■ **REQUIREMENTS**:
Without the pictures, reproduce the records that follow exactly.
[start of DATASET ROWS]
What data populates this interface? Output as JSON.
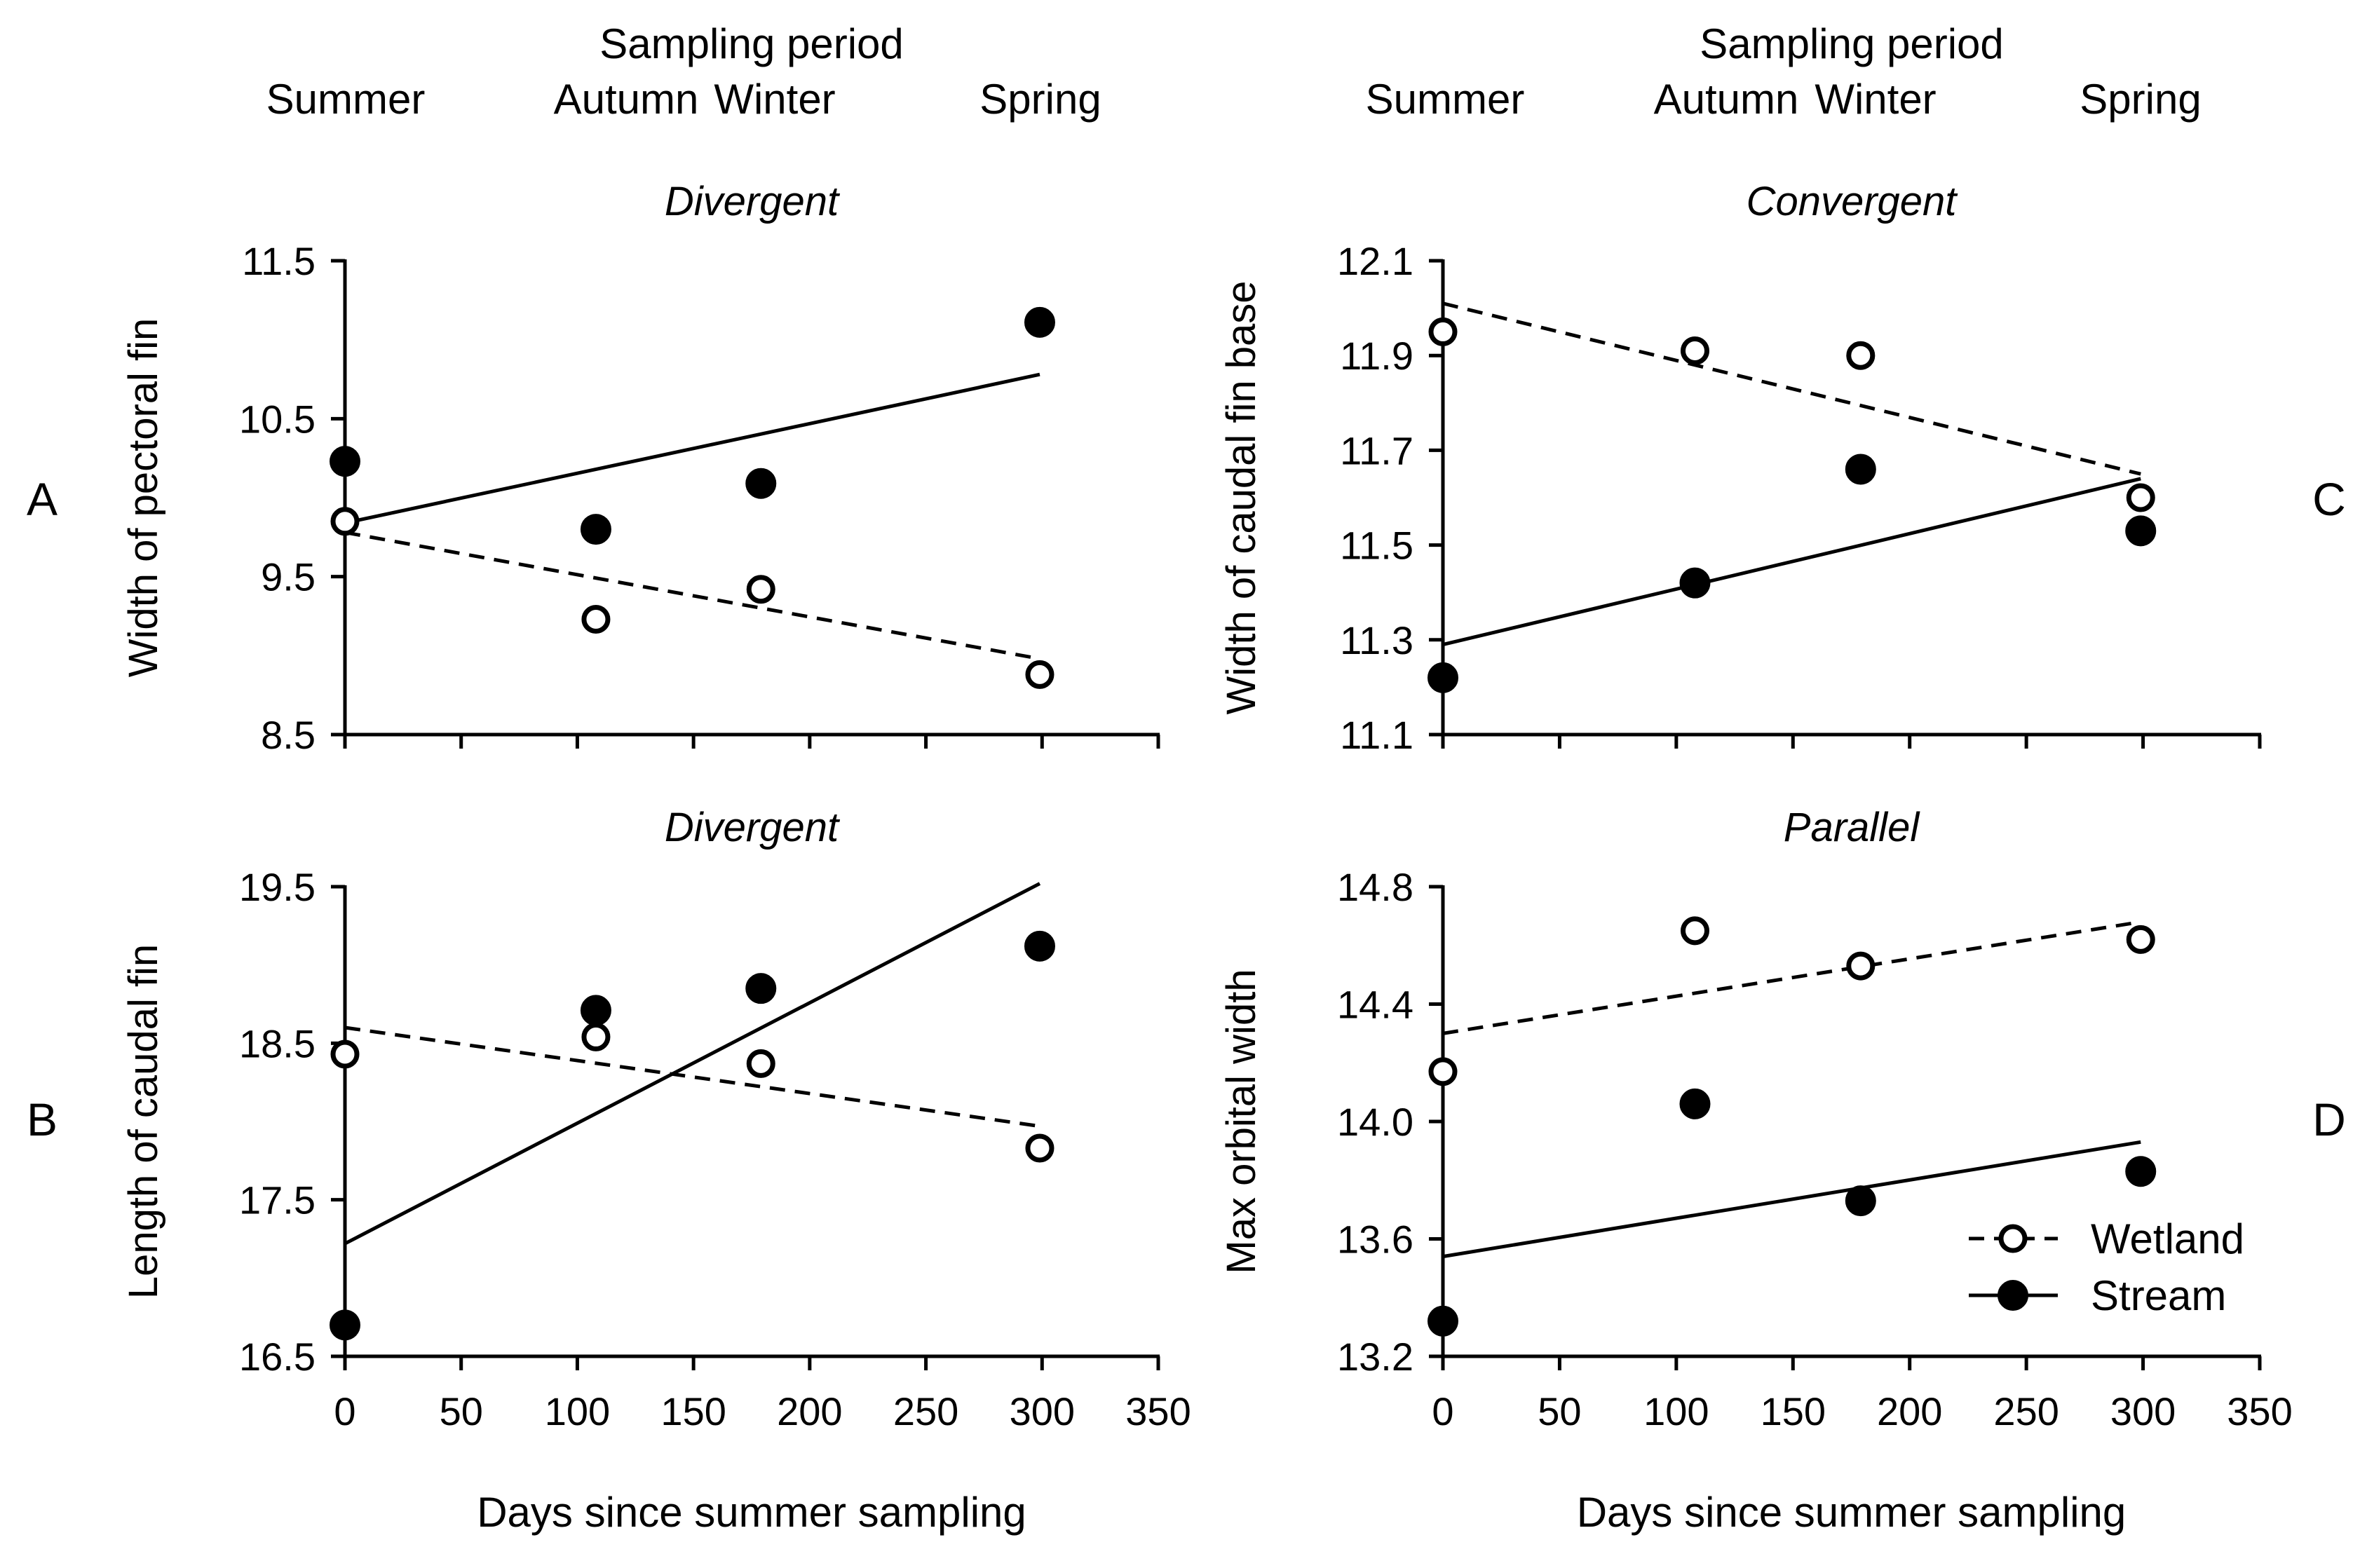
{
  "figure": {
    "top_title": "Sampling period",
    "season_labels": [
      "Summer",
      "Autumn",
      "Winter",
      "Spring"
    ],
    "xlabel": "Days since summer sampling",
    "legend": {
      "wetland": "Wetland",
      "stream": "Stream"
    }
  },
  "chart_data": [
    {
      "type": "scatter",
      "panel_letter": "A",
      "title": "Divergent",
      "xlabel": "",
      "ylabel": "Width of pectoral fin",
      "xlim": [
        0,
        350
      ],
      "ylim": [
        8.5,
        11.5
      ],
      "x_ticks": [],
      "y_ticks": [
        "8.5",
        "9.5",
        "10.5",
        "11.5"
      ],
      "series": [
        {
          "name": "Wetland",
          "marker": "open-circle",
          "line_style": "dashed",
          "points": [
            [
              0,
              9.85
            ],
            [
              108,
              9.23
            ],
            [
              179,
              9.42
            ],
            [
              299,
              8.88
            ]
          ],
          "fit_line": [
            [
              0,
              9.78
            ],
            [
              299,
              8.98
            ]
          ]
        },
        {
          "name": "Stream",
          "marker": "filled-circle",
          "line_style": "solid",
          "points": [
            [
              0,
              10.23
            ],
            [
              108,
              9.8
            ],
            [
              179,
              10.09
            ],
            [
              299,
              11.11
            ]
          ],
          "fit_line": [
            [
              0,
              9.84
            ],
            [
              299,
              10.78
            ]
          ]
        }
      ]
    },
    {
      "type": "scatter",
      "panel_letter": "B",
      "title": "Divergent",
      "xlabel": "Days since summer sampling",
      "ylabel": "Length of caudal fin",
      "xlim": [
        0,
        350
      ],
      "ylim": [
        16.5,
        19.5
      ],
      "x_ticks": [
        "0",
        "50",
        "100",
        "150",
        "200",
        "250",
        "300",
        "350"
      ],
      "y_ticks": [
        "16.5",
        "17.5",
        "18.5",
        "19.5"
      ],
      "series": [
        {
          "name": "Wetland",
          "marker": "open-circle",
          "line_style": "dashed",
          "points": [
            [
              0,
              18.43
            ],
            [
              108,
              18.54
            ],
            [
              179,
              18.37
            ],
            [
              299,
              17.83
            ]
          ],
          "fit_line": [
            [
              0,
              18.6
            ],
            [
              299,
              17.97
            ]
          ]
        },
        {
          "name": "Stream",
          "marker": "filled-circle",
          "line_style": "solid",
          "points": [
            [
              0,
              16.7
            ],
            [
              108,
              18.71
            ],
            [
              179,
              18.85
            ],
            [
              299,
              19.12
            ]
          ],
          "fit_line": [
            [
              0,
              17.22
            ],
            [
              299,
              19.52
            ]
          ]
        }
      ]
    },
    {
      "type": "scatter",
      "panel_letter": "C",
      "title": "Convergent",
      "xlabel": "",
      "ylabel": "Width of caudal fin base",
      "xlim": [
        0,
        350
      ],
      "ylim": [
        11.1,
        12.1
      ],
      "x_ticks": [],
      "y_ticks": [
        "11.1",
        "11.3",
        "11.5",
        "11.7",
        "11.9",
        "12.1"
      ],
      "series": [
        {
          "name": "Wetland",
          "marker": "open-circle",
          "line_style": "dashed",
          "points": [
            [
              0,
              11.95
            ],
            [
              108,
              11.91
            ],
            [
              179,
              11.9
            ],
            [
              299,
              11.6
            ]
          ],
          "fit_line": [
            [
              0,
              12.01
            ],
            [
              299,
              11.65
            ]
          ]
        },
        {
          "name": "Stream",
          "marker": "filled-circle",
          "line_style": "solid",
          "points": [
            [
              0,
              11.22
            ],
            [
              108,
              11.42
            ],
            [
              179,
              11.66
            ],
            [
              299,
              11.53
            ]
          ],
          "fit_line": [
            [
              0,
              11.29
            ],
            [
              299,
              11.64
            ]
          ]
        }
      ]
    },
    {
      "type": "scatter",
      "panel_letter": "D",
      "title": "Parallel",
      "xlabel": "Days since summer sampling",
      "ylabel": "Max orbital width",
      "xlim": [
        0,
        350
      ],
      "ylim": [
        13.2,
        14.8
      ],
      "x_ticks": [
        "0",
        "50",
        "100",
        "150",
        "200",
        "250",
        "300",
        "350"
      ],
      "y_ticks": [
        "13.2",
        "13.6",
        "14.0",
        "14.4",
        "14.8"
      ],
      "series": [
        {
          "name": "Wetland",
          "marker": "open-circle",
          "line_style": "dashed",
          "points": [
            [
              0,
              14.17
            ],
            [
              108,
              14.65
            ],
            [
              179,
              14.53
            ],
            [
              299,
              14.62
            ]
          ],
          "fit_line": [
            [
              0,
              14.3
            ],
            [
              299,
              14.68
            ]
          ]
        },
        {
          "name": "Stream",
          "marker": "filled-circle",
          "line_style": "solid",
          "points": [
            [
              0,
              13.32
            ],
            [
              108,
              14.06
            ],
            [
              179,
              13.73
            ],
            [
              299,
              13.83
            ]
          ],
          "fit_line": [
            [
              0,
              13.54
            ],
            [
              299,
              13.93
            ]
          ]
        }
      ]
    }
  ]
}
[end of DATASET ROWS]
■ **COMPLETE ANSWER**:
What data populates this interface? Output as JSON.
{
  "figure": {
    "top_title": "Sampling period",
    "season_labels": [
      "Summer",
      "Autumn",
      "Winter",
      "Spring"
    ],
    "xlabel": "Days since summer sampling",
    "legend": {
      "wetland": "Wetland",
      "stream": "Stream"
    }
  },
  "chart_data": [
    {
      "type": "scatter",
      "panel_letter": "A",
      "title": "Divergent",
      "xlabel": "",
      "ylabel": "Width of pectoral fin",
      "xlim": [
        0,
        350
      ],
      "ylim": [
        8.5,
        11.5
      ],
      "x_ticks": [],
      "y_ticks": [
        "8.5",
        "9.5",
        "10.5",
        "11.5"
      ],
      "series": [
        {
          "name": "Wetland",
          "marker": "open-circle",
          "line_style": "dashed",
          "points": [
            [
              0,
              9.85
            ],
            [
              108,
              9.23
            ],
            [
              179,
              9.42
            ],
            [
              299,
              8.88
            ]
          ],
          "fit_line": [
            [
              0,
              9.78
            ],
            [
              299,
              8.98
            ]
          ]
        },
        {
          "name": "Stream",
          "marker": "filled-circle",
          "line_style": "solid",
          "points": [
            [
              0,
              10.23
            ],
            [
              108,
              9.8
            ],
            [
              179,
              10.09
            ],
            [
              299,
              11.11
            ]
          ],
          "fit_line": [
            [
              0,
              9.84
            ],
            [
              299,
              10.78
            ]
          ]
        }
      ]
    },
    {
      "type": "scatter",
      "panel_letter": "B",
      "title": "Divergent",
      "xlabel": "Days since summer sampling",
      "ylabel": "Length of caudal fin",
      "xlim": [
        0,
        350
      ],
      "ylim": [
        16.5,
        19.5
      ],
      "x_ticks": [
        "0",
        "50",
        "100",
        "150",
        "200",
        "250",
        "300",
        "350"
      ],
      "y_ticks": [
        "16.5",
        "17.5",
        "18.5",
        "19.5"
      ],
      "series": [
        {
          "name": "Wetland",
          "marker": "open-circle",
          "line_style": "dashed",
          "points": [
            [
              0,
              18.43
            ],
            [
              108,
              18.54
            ],
            [
              179,
              18.37
            ],
            [
              299,
              17.83
            ]
          ],
          "fit_line": [
            [
              0,
              18.6
            ],
            [
              299,
              17.97
            ]
          ]
        },
        {
          "name": "Stream",
          "marker": "filled-circle",
          "line_style": "solid",
          "points": [
            [
              0,
              16.7
            ],
            [
              108,
              18.71
            ],
            [
              179,
              18.85
            ],
            [
              299,
              19.12
            ]
          ],
          "fit_line": [
            [
              0,
              17.22
            ],
            [
              299,
              19.52
            ]
          ]
        }
      ]
    },
    {
      "type": "scatter",
      "panel_letter": "C",
      "title": "Convergent",
      "xlabel": "",
      "ylabel": "Width of caudal fin base",
      "xlim": [
        0,
        350
      ],
      "ylim": [
        11.1,
        12.1
      ],
      "x_ticks": [],
      "y_ticks": [
        "11.1",
        "11.3",
        "11.5",
        "11.7",
        "11.9",
        "12.1"
      ],
      "series": [
        {
          "name": "Wetland",
          "marker": "open-circle",
          "line_style": "dashed",
          "points": [
            [
              0,
              11.95
            ],
            [
              108,
              11.91
            ],
            [
              179,
              11.9
            ],
            [
              299,
              11.6
            ]
          ],
          "fit_line": [
            [
              0,
              12.01
            ],
            [
              299,
              11.65
            ]
          ]
        },
        {
          "name": "Stream",
          "marker": "filled-circle",
          "line_style": "solid",
          "points": [
            [
              0,
              11.22
            ],
            [
              108,
              11.42
            ],
            [
              179,
              11.66
            ],
            [
              299,
              11.53
            ]
          ],
          "fit_line": [
            [
              0,
              11.29
            ],
            [
              299,
              11.64
            ]
          ]
        }
      ]
    },
    {
      "type": "scatter",
      "panel_letter": "D",
      "title": "Parallel",
      "xlabel": "Days since summer sampling",
      "ylabel": "Max orbital width",
      "xlim": [
        0,
        350
      ],
      "ylim": [
        13.2,
        14.8
      ],
      "x_ticks": [
        "0",
        "50",
        "100",
        "150",
        "200",
        "250",
        "300",
        "350"
      ],
      "y_ticks": [
        "13.2",
        "13.6",
        "14.0",
        "14.4",
        "14.8"
      ],
      "series": [
        {
          "name": "Wetland",
          "marker": "open-circle",
          "line_style": "dashed",
          "points": [
            [
              0,
              14.17
            ],
            [
              108,
              14.65
            ],
            [
              179,
              14.53
            ],
            [
              299,
              14.62
            ]
          ],
          "fit_line": [
            [
              0,
              14.3
            ],
            [
              299,
              14.68
            ]
          ]
        },
        {
          "name": "Stream",
          "marker": "filled-circle",
          "line_style": "solid",
          "points": [
            [
              0,
              13.32
            ],
            [
              108,
              14.06
            ],
            [
              179,
              13.73
            ],
            [
              299,
              13.83
            ]
          ],
          "fit_line": [
            [
              0,
              13.54
            ],
            [
              299,
              13.93
            ]
          ]
        }
      ]
    }
  ]
}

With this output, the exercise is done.